EXERCISE PROMPT
Pictures aside, write out every record exactly as it appears.

DATA EXCERPTS
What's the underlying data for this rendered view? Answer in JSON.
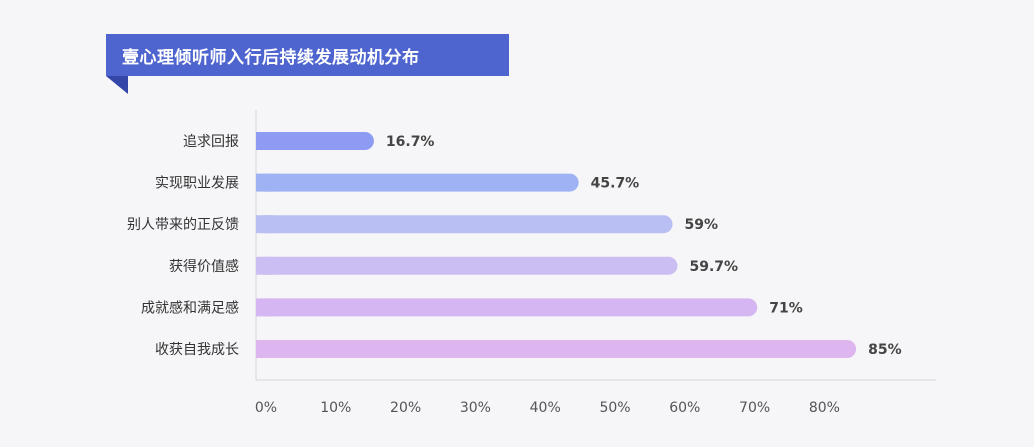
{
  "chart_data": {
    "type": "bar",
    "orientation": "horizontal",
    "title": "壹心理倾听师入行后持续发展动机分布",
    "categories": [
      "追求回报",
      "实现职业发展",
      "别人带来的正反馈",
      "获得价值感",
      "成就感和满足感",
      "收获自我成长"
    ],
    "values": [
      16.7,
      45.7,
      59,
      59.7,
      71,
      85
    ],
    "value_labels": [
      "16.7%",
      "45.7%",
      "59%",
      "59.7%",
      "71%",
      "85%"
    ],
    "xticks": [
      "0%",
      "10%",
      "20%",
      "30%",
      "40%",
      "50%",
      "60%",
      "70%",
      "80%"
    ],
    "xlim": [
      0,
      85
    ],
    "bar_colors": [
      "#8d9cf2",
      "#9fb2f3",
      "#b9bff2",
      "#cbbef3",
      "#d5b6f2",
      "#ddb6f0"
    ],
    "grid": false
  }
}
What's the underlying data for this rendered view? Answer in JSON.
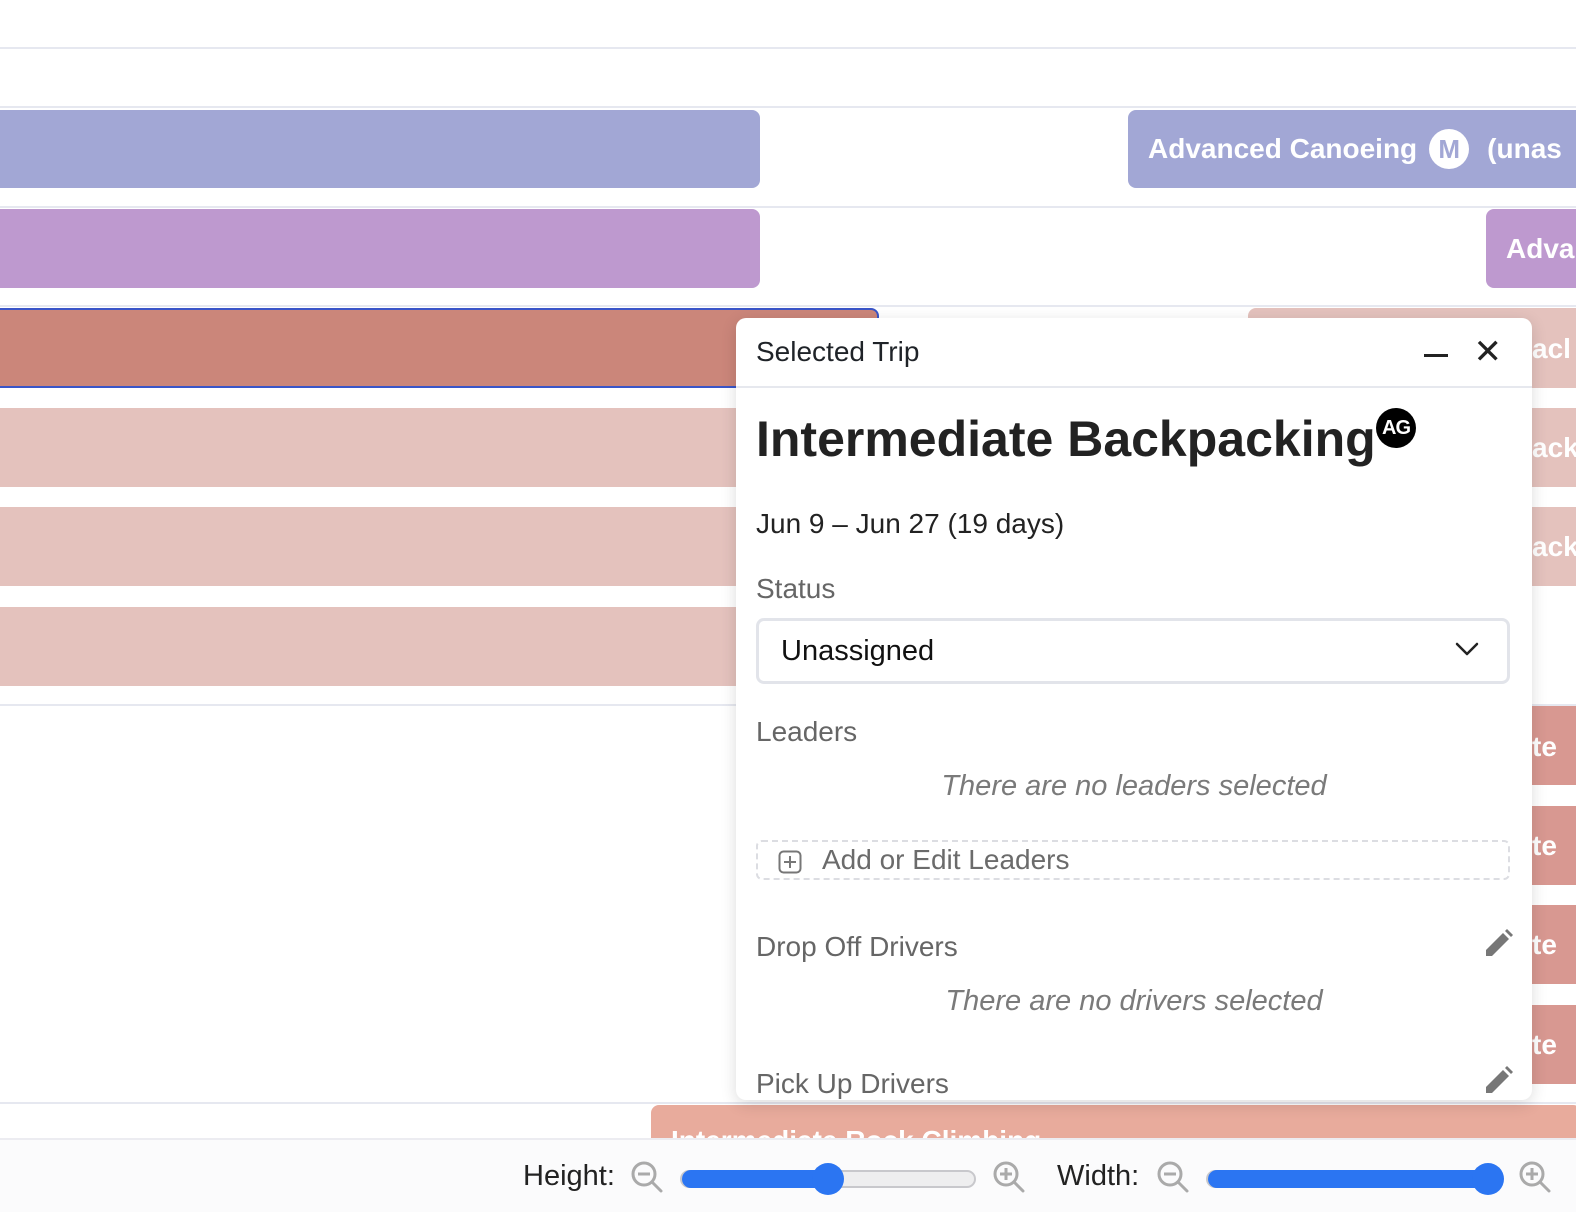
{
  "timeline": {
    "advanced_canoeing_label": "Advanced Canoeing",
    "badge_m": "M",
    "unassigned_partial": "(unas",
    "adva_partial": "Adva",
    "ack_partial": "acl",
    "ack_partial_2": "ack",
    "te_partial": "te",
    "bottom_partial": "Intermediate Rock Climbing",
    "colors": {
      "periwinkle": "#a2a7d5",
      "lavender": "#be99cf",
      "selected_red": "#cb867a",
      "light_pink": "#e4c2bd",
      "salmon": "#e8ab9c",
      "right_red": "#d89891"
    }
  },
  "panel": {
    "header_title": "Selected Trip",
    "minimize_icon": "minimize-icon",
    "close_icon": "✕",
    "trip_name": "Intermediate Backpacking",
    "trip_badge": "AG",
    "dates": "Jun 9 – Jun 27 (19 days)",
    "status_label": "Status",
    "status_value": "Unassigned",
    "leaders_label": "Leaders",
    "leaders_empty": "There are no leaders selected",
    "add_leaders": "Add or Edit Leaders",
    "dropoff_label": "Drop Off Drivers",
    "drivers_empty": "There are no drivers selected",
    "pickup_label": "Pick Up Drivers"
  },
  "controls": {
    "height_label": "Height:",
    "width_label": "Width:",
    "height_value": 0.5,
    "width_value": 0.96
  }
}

FINAL RESULT
What's the underlying data for this rendered view? Answer in JSON.
{
  "chart_data": {
    "type": "bar",
    "orientation": "horizontal",
    "title": "壹心理倾听师入行后持续发展动机分布",
    "categories": [
      "追求回报",
      "实现职业发展",
      "别人带来的正反馈",
      "获得价值感",
      "成就感和满足感",
      "收获自我成长"
    ],
    "values": [
      16.7,
      45.7,
      59,
      59.7,
      71,
      85
    ],
    "value_labels": [
      "16.7%",
      "45.7%",
      "59%",
      "59.7%",
      "71%",
      "85%"
    ],
    "xticks": [
      "0%",
      "10%",
      "20%",
      "30%",
      "40%",
      "50%",
      "60%",
      "70%",
      "80%"
    ],
    "xlim": [
      0,
      85
    ],
    "bar_colors": [
      "#8d9cf2",
      "#9fb2f3",
      "#b9bff2",
      "#cbbef3",
      "#d5b6f2",
      "#ddb6f0"
    ],
    "grid": false
  }
}
What's the underlying data for this rendered view? Answer in JSON.
{
  "timeline": {
    "advanced_canoeing_label": "Advanced Canoeing",
    "badge_m": "M",
    "unassigned_partial": "(unas",
    "adva_partial": "Adva",
    "ack_partial": "acl",
    "ack_partial_2": "ack",
    "te_partial": "te",
    "bottom_partial": "Intermediate Rock Climbing",
    "colors": {
      "periwinkle": "#a2a7d5",
      "lavender": "#be99cf",
      "selected_red": "#cb867a",
      "light_pink": "#e4c2bd",
      "salmon": "#e8ab9c",
      "right_red": "#d89891"
    }
  },
  "panel": {
    "header_title": "Selected Trip",
    "minimize_icon": "minimize-icon",
    "close_icon": "✕",
    "trip_name": "Intermediate Backpacking",
    "trip_badge": "AG",
    "dates": "Jun 9 – Jun 27 (19 days)",
    "status_label": "Status",
    "status_value": "Unassigned",
    "leaders_label": "Leaders",
    "leaders_empty": "There are no leaders selected",
    "add_leaders": "Add or Edit Leaders",
    "dropoff_label": "Drop Off Drivers",
    "drivers_empty": "There are no drivers selected",
    "pickup_label": "Pick Up Drivers"
  },
  "controls": {
    "height_label": "Height:",
    "width_label": "Width:",
    "height_value": 0.5,
    "width_value": 0.96
  }
}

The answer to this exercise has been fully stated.